**Written exercise:** Copy each line that contains the word "this".

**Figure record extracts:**
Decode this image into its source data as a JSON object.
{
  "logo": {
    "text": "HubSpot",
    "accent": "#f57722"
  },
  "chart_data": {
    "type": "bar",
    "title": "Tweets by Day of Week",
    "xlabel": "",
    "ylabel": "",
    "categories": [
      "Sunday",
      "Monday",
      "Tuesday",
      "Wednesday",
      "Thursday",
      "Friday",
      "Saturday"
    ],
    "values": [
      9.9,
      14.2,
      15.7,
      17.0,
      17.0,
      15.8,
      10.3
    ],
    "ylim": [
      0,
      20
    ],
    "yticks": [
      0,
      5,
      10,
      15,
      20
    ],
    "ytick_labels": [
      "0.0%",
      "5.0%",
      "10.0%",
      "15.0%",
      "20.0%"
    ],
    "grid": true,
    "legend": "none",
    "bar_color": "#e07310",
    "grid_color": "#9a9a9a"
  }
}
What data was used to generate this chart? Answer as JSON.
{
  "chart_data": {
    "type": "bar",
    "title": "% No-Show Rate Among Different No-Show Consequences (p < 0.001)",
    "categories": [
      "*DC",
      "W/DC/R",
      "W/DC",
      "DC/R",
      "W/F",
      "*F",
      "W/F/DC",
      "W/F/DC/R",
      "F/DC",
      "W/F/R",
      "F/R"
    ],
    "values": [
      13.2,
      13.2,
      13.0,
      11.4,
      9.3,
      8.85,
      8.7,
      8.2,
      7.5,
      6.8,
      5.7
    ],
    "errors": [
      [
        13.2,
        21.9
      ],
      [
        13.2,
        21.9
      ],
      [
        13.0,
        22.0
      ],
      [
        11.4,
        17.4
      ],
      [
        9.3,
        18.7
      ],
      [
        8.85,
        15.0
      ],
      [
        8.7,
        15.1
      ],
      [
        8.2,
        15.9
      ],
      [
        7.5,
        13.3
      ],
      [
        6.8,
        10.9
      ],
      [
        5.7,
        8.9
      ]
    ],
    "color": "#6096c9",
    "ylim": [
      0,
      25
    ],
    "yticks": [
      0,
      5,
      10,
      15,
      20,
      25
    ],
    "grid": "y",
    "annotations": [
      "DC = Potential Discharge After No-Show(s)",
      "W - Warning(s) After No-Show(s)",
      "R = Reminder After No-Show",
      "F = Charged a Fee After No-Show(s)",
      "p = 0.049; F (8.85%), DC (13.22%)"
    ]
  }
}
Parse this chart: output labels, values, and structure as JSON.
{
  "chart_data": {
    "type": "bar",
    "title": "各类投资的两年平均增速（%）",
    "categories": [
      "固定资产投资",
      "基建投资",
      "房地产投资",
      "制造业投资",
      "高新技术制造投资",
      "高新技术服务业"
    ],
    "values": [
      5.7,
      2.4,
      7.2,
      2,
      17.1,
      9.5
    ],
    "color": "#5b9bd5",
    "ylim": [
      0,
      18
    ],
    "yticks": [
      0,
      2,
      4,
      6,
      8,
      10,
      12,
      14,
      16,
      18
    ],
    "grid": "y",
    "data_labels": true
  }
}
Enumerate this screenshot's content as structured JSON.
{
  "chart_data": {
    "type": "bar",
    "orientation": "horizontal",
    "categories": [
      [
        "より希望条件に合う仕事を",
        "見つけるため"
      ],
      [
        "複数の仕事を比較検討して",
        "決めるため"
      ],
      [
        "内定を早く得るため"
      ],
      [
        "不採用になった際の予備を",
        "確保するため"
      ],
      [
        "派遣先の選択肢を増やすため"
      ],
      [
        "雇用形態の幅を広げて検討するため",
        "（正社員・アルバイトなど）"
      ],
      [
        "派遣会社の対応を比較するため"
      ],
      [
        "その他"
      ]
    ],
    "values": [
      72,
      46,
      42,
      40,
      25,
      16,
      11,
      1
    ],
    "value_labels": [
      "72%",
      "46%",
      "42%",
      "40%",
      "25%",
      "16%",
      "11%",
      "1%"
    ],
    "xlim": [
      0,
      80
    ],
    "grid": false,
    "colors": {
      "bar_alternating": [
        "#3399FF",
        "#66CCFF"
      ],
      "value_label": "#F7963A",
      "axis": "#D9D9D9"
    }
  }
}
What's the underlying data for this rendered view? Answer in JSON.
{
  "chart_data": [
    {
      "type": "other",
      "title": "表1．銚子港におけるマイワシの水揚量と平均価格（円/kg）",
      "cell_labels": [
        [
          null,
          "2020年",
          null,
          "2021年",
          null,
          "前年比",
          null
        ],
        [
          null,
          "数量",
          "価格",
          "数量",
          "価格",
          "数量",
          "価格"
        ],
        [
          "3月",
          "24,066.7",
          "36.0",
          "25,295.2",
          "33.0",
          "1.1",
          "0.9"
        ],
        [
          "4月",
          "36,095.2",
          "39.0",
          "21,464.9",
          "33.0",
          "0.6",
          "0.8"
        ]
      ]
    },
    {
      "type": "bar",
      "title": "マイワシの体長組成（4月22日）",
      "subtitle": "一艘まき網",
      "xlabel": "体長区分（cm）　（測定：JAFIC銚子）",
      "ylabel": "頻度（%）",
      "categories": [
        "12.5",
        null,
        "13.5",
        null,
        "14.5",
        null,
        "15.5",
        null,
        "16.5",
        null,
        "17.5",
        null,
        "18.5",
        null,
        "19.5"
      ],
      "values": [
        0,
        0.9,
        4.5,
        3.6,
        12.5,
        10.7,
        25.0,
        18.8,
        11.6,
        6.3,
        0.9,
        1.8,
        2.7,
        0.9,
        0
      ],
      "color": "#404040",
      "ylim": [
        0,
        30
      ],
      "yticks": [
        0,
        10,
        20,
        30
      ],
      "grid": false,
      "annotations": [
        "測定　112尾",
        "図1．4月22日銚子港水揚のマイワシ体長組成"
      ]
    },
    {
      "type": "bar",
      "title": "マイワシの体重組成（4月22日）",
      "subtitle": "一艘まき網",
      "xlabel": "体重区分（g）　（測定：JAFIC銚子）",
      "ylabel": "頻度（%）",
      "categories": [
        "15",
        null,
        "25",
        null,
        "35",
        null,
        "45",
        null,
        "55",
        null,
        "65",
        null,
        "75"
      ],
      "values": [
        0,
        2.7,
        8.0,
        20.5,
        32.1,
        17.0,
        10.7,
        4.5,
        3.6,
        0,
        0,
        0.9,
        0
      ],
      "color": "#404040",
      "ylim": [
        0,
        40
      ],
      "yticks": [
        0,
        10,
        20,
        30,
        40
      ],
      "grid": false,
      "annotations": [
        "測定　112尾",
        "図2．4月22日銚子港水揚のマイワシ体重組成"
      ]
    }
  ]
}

**Full solution:**
Decode this image into its source data as a JSON object.
What data was used to generate this chart? Answer as JSON.
Parse this chart: output labels, values, and structure as JSON.
Enumerate this screenshot's content as structured JSON.
What's the underlying data for this rendered view? Answer in JSON.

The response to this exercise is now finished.